• **Provided material**

— START —

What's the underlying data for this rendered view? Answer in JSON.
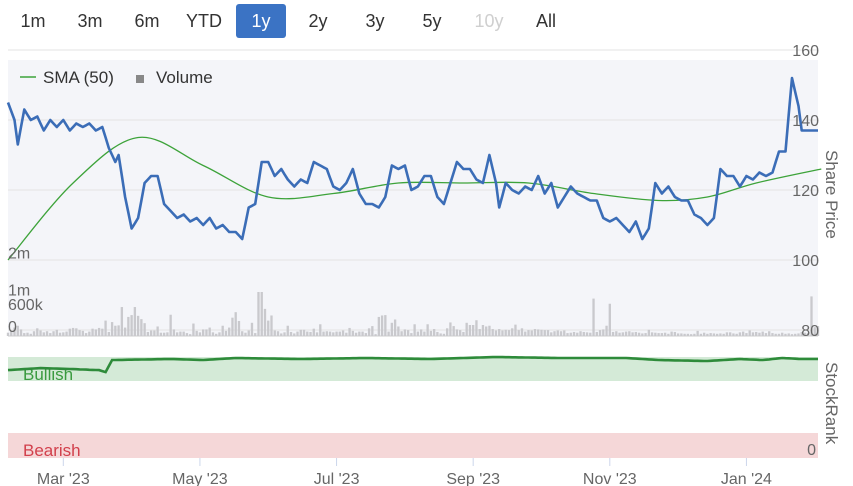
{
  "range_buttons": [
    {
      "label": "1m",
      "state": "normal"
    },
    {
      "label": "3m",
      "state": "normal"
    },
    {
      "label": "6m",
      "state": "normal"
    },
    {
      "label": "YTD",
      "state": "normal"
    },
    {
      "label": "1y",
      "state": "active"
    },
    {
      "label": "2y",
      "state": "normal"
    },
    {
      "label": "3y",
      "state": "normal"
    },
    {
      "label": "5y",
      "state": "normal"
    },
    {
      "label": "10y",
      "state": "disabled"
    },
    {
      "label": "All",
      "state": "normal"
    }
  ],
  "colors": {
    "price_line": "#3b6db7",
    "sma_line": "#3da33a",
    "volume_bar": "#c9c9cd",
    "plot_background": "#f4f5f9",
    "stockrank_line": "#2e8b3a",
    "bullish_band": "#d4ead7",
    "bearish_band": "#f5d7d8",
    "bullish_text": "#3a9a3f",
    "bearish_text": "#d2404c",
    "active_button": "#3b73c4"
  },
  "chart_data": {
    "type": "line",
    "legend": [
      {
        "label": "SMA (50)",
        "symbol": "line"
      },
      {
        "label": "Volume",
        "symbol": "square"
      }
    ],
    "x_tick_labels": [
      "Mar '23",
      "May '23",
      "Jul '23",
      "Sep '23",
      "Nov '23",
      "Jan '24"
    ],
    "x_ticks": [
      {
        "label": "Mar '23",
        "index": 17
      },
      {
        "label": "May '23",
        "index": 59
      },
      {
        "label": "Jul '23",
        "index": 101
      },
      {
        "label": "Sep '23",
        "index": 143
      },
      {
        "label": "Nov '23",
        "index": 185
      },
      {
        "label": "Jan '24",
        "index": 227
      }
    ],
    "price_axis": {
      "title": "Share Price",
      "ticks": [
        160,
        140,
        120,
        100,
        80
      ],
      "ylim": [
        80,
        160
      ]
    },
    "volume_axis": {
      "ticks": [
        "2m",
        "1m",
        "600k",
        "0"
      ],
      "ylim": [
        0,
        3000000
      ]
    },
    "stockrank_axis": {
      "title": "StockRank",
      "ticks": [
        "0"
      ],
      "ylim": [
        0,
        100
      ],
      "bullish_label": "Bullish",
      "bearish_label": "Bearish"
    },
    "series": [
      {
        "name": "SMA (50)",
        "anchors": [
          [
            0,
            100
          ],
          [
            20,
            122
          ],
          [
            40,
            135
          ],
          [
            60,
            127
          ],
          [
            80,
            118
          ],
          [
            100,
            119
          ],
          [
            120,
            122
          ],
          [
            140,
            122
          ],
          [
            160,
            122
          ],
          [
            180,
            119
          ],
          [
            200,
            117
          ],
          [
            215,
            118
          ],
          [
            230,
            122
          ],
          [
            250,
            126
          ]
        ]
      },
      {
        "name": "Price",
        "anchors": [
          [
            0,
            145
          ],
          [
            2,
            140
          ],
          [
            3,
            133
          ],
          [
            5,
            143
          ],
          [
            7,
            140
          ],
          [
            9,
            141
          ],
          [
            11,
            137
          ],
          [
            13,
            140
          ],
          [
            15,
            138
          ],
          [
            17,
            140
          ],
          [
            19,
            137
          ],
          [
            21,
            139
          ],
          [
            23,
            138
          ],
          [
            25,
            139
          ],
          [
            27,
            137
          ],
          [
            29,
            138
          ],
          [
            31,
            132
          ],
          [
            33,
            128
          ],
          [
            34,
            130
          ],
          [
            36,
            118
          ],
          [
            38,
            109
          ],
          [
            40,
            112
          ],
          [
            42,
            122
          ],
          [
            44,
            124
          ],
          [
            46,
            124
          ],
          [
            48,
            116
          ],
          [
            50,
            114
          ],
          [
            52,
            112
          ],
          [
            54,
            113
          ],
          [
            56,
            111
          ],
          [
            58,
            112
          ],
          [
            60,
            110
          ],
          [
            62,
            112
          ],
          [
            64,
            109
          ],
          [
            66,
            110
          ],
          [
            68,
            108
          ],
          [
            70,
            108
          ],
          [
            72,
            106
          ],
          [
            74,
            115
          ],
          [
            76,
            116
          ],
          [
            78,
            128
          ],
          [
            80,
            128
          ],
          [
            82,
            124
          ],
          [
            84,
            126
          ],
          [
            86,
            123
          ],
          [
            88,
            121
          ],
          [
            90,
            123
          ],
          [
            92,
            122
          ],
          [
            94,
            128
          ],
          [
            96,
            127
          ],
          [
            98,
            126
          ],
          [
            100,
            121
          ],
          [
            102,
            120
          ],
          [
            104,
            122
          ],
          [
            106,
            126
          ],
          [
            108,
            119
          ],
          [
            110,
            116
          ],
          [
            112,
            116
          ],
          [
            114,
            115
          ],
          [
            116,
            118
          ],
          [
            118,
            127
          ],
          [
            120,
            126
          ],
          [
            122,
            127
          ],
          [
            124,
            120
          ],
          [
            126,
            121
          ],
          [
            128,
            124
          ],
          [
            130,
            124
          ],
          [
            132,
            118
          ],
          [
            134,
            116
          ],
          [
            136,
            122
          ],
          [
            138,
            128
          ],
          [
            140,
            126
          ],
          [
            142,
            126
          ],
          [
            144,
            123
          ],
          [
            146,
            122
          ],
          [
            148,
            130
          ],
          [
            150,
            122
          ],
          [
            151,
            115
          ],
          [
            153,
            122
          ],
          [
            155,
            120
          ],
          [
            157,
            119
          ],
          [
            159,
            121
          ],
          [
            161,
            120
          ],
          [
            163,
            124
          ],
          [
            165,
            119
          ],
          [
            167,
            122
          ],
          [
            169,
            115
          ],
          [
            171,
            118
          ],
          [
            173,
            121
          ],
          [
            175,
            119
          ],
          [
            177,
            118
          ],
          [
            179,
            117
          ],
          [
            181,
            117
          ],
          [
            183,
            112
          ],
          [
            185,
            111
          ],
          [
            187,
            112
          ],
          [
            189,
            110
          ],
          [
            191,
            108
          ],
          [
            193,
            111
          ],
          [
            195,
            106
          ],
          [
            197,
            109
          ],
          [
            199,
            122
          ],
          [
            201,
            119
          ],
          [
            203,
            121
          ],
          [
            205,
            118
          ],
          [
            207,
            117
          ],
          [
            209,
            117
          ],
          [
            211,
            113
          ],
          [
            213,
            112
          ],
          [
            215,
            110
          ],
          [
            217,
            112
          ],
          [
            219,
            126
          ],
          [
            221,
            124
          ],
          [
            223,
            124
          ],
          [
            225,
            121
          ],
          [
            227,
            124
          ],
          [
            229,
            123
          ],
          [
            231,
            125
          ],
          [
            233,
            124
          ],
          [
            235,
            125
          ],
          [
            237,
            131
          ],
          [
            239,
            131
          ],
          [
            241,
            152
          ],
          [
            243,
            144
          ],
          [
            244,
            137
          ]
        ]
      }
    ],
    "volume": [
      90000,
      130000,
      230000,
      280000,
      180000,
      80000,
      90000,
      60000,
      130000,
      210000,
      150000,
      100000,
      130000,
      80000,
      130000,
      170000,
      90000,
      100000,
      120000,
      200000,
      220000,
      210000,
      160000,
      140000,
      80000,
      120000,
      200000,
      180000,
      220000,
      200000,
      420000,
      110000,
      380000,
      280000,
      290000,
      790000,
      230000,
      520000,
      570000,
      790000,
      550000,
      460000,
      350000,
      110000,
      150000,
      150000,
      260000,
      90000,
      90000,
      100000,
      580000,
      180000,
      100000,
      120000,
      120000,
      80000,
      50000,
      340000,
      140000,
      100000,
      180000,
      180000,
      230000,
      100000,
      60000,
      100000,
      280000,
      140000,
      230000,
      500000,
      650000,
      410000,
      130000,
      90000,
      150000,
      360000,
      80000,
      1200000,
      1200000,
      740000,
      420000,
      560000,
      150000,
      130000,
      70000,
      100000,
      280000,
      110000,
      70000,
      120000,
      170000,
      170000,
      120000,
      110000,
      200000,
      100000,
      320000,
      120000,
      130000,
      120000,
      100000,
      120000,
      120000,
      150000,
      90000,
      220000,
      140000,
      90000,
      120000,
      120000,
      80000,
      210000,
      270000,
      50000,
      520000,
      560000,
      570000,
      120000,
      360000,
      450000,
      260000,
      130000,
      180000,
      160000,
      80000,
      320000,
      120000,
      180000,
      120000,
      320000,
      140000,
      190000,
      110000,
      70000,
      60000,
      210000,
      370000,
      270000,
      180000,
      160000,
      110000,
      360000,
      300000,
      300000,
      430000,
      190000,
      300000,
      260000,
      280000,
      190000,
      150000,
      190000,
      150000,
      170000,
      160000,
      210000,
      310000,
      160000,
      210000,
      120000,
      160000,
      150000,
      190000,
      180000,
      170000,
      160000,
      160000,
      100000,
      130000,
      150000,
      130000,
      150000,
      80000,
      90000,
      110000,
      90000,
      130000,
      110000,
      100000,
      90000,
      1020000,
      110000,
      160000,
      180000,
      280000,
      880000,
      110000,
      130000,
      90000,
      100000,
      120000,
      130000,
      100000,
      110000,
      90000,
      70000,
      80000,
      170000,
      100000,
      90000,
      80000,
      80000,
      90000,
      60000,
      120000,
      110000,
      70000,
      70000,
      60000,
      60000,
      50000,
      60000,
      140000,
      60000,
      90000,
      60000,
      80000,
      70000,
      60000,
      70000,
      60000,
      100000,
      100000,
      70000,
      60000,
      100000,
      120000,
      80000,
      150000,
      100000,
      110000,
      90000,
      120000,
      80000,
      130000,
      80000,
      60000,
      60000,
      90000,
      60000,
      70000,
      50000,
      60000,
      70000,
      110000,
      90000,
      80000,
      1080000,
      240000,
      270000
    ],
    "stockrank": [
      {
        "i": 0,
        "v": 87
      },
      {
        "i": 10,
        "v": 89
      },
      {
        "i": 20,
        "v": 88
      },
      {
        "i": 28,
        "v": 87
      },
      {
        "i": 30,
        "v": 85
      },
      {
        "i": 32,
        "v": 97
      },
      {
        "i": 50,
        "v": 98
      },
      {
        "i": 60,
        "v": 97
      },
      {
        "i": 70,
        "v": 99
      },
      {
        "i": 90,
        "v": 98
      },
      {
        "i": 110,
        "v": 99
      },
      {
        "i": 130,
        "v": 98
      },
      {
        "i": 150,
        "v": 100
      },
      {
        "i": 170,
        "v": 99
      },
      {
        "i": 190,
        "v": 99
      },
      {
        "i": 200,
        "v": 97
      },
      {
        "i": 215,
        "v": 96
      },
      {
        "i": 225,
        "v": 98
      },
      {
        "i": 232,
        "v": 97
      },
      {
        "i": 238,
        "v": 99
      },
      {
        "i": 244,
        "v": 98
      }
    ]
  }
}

— END —

• **Aim of the exercise**
Copy every line of the listing containing the string "index".

• **Full output**
        "index": 17
        "index": 59
        "index": 101
        "index": 143
        "index": 185
        "index": 227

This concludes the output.